## Begin INFORMATION GIVEN

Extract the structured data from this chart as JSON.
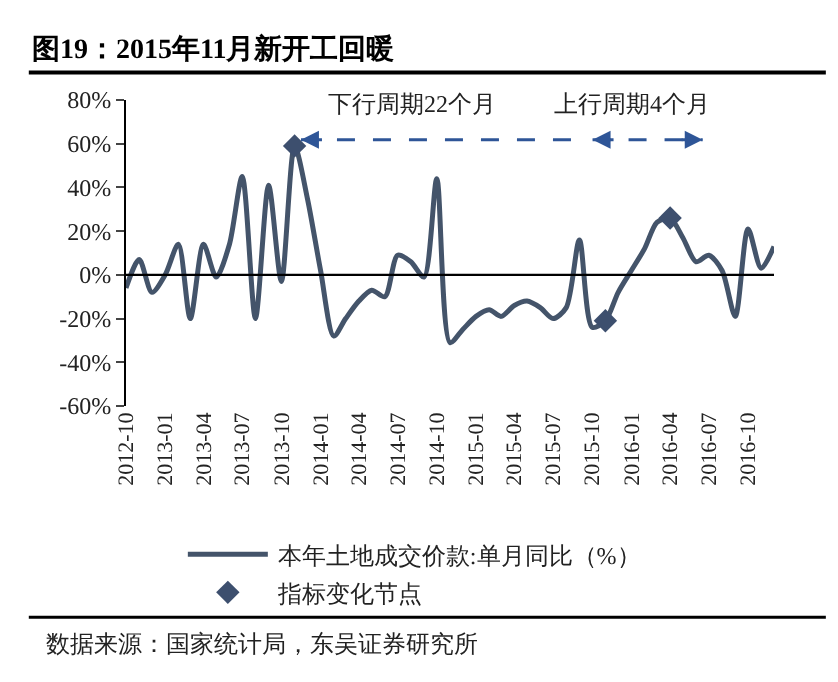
{
  "chart_data": {
    "type": "line",
    "title": "图19：2015年11月新开工回暖",
    "x": [
      "2012-10",
      "2012-11",
      "2012-12",
      "2013-01",
      "2013-02",
      "2013-03",
      "2013-04",
      "2013-05",
      "2013-06",
      "2013-07",
      "2013-08",
      "2013-09",
      "2013-10",
      "2013-11",
      "2013-12",
      "2014-01",
      "2014-02",
      "2014-03",
      "2014-04",
      "2014-05",
      "2014-06",
      "2014-07",
      "2014-08",
      "2014-09",
      "2014-10",
      "2014-11",
      "2014-12",
      "2015-01",
      "2015-02",
      "2015-03",
      "2015-04",
      "2015-05",
      "2015-06",
      "2015-07",
      "2015-08",
      "2015-09",
      "2015-10",
      "2015-11",
      "2015-12",
      "2016-01",
      "2016-02",
      "2016-03",
      "2016-04",
      "2016-05",
      "2016-06",
      "2016-07",
      "2016-08",
      "2016-09",
      "2016-10",
      "2016-11",
      "2016-12"
    ],
    "series": [
      {
        "name": "本年土地成交价款:单月同比（%）",
        "color": "#44546a",
        "values": [
          -6,
          7,
          -8,
          0,
          14,
          -20,
          14,
          -1,
          14,
          45,
          -20,
          41,
          -3,
          59,
          35,
          2,
          -28,
          -20,
          -12,
          -7,
          -10,
          9,
          6,
          -1,
          44,
          -31,
          -25,
          -19,
          -16,
          -19,
          -14,
          -12,
          -15,
          -20,
          -15,
          16,
          -24,
          -21,
          -8,
          2,
          12,
          24,
          26,
          17,
          6,
          9,
          2,
          -19,
          21,
          3,
          13
        ]
      },
      {
        "name": "指标变化节点",
        "type": "scatter",
        "marker": "diamond",
        "color": "#3d4f6e",
        "x": [
          "2013-11",
          "2015-11",
          "2016-04"
        ],
        "values": [
          59,
          -21,
          26
        ]
      }
    ],
    "xlim": [
      "2012-10",
      "2016-12"
    ],
    "xticks": [
      "2012-10",
      "2013-01",
      "2013-04",
      "2013-07",
      "2013-10",
      "2014-01",
      "2014-04",
      "2014-07",
      "2014-10",
      "2015-01",
      "2015-04",
      "2015-07",
      "2015-10",
      "2016-01",
      "2016-04",
      "2016-07",
      "2016-10"
    ],
    "ylim": [
      -60,
      80
    ],
    "yticks": [
      {
        "value": -60,
        "label": "-60%"
      },
      {
        "value": -40,
        "label": "-40%"
      },
      {
        "value": -20,
        "label": "-20%"
      },
      {
        "value": 0,
        "label": "0%"
      },
      {
        "value": 20,
        "label": "20%"
      },
      {
        "value": 40,
        "label": "40%"
      },
      {
        "value": 60,
        "label": "60%"
      },
      {
        "value": 80,
        "label": "80%"
      }
    ],
    "annotations": [
      "下行周期22个月",
      "上行周期4个月",
      "数据来源：国家统计局，东吴证券研究所"
    ],
    "ref_lines": [
      {
        "axis": "y",
        "value": 0,
        "color": "#000000"
      }
    ],
    "legend": "bottom"
  }
}
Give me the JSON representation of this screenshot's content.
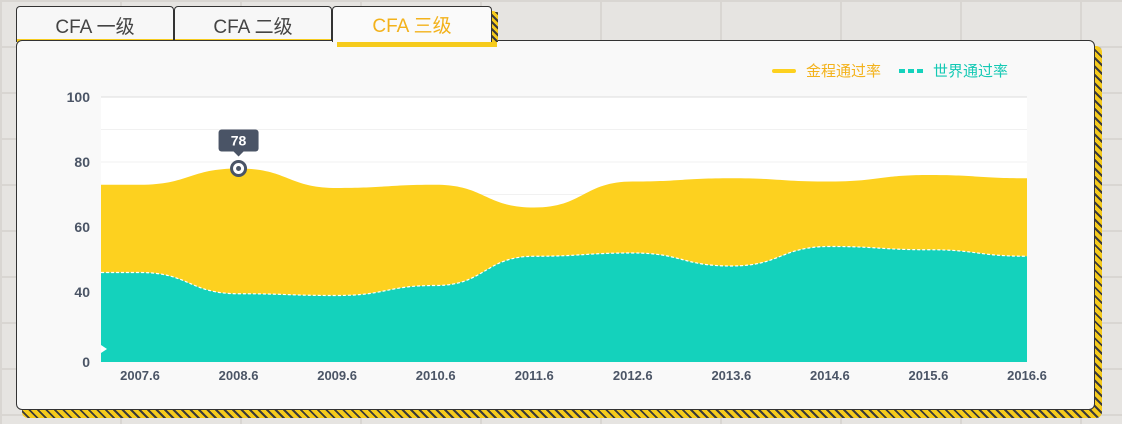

## End INFORMATION GIVEN

§ REQUEST:
Transcribe the material exactly, keeping every word and none of the pictures.

§ TASK RESPONSE:
Extract the structured data from this chart as JSON.
{
  "chart_data": {
    "type": "line",
    "title": "图19：2015年11月新开工回暖",
    "x": [
      "2012-10",
      "2012-11",
      "2012-12",
      "2013-01",
      "2013-02",
      "2013-03",
      "2013-04",
      "2013-05",
      "2013-06",
      "2013-07",
      "2013-08",
      "2013-09",
      "2013-10",
      "2013-11",
      "2013-12",
      "2014-01",
      "2014-02",
      "2014-03",
      "2014-04",
      "2014-05",
      "2014-06",
      "2014-07",
      "2014-08",
      "2014-09",
      "2014-10",
      "2014-11",
      "2014-12",
      "2015-01",
      "2015-02",
      "2015-03",
      "2015-04",
      "2015-05",
      "2015-06",
      "2015-07",
      "2015-08",
      "2015-09",
      "2015-10",
      "2015-11",
      "2015-12",
      "2016-01",
      "2016-02",
      "2016-03",
      "2016-04",
      "2016-05",
      "2016-06",
      "2016-07",
      "2016-08",
      "2016-09",
      "2016-10",
      "2016-11",
      "2016-12"
    ],
    "series": [
      {
        "name": "本年土地成交价款:单月同比（%）",
        "color": "#44546a",
        "values": [
          -6,
          7,
          -8,
          0,
          14,
          -20,
          14,
          -1,
          14,
          45,
          -20,
          41,
          -3,
          59,
          35,
          2,
          -28,
          -20,
          -12,
          -7,
          -10,
          9,
          6,
          -1,
          44,
          -31,
          -25,
          -19,
          -16,
          -19,
          -14,
          -12,
          -15,
          -20,
          -15,
          16,
          -24,
          -21,
          -8,
          2,
          12,
          24,
          26,
          17,
          6,
          9,
          2,
          -19,
          21,
          3,
          13
        ]
      },
      {
        "name": "指标变化节点",
        "type": "scatter",
        "marker": "diamond",
        "color": "#3d4f6e",
        "x": [
          "2013-11",
          "2015-11",
          "2016-04"
        ],
        "values": [
          59,
          -21,
          26
        ]
      }
    ],
    "xlim": [
      "2012-10",
      "2016-12"
    ],
    "xticks": [
      "2012-10",
      "2013-01",
      "2013-04",
      "2013-07",
      "2013-10",
      "2014-01",
      "2014-04",
      "2014-07",
      "2014-10",
      "2015-01",
      "2015-04",
      "2015-07",
      "2015-10",
      "2016-01",
      "2016-04",
      "2016-07",
      "2016-10"
    ],
    "ylim": [
      -60,
      80
    ],
    "yticks": [
      {
        "value": -60,
        "label": "-60%"
      },
      {
        "value": -40,
        "label": "-40%"
      },
      {
        "value": -20,
        "label": "-20%"
      },
      {
        "value": 0,
        "label": "0%"
      },
      {
        "value": 20,
        "label": "20%"
      },
      {
        "value": 40,
        "label": "40%"
      },
      {
        "value": 60,
        "label": "60%"
      },
      {
        "value": 80,
        "label": "80%"
      }
    ],
    "annotations": [
      "下行周期22个月",
      "上行周期4个月",
      "数据来源：国家统计局，东吴证券研究所"
    ],
    "ref_lines": [
      {
        "axis": "y",
        "value": 0,
        "color": "#000000"
      }
    ],
    "legend": "bottom"
  }
}
Give me the JSON representation of this screenshot's content.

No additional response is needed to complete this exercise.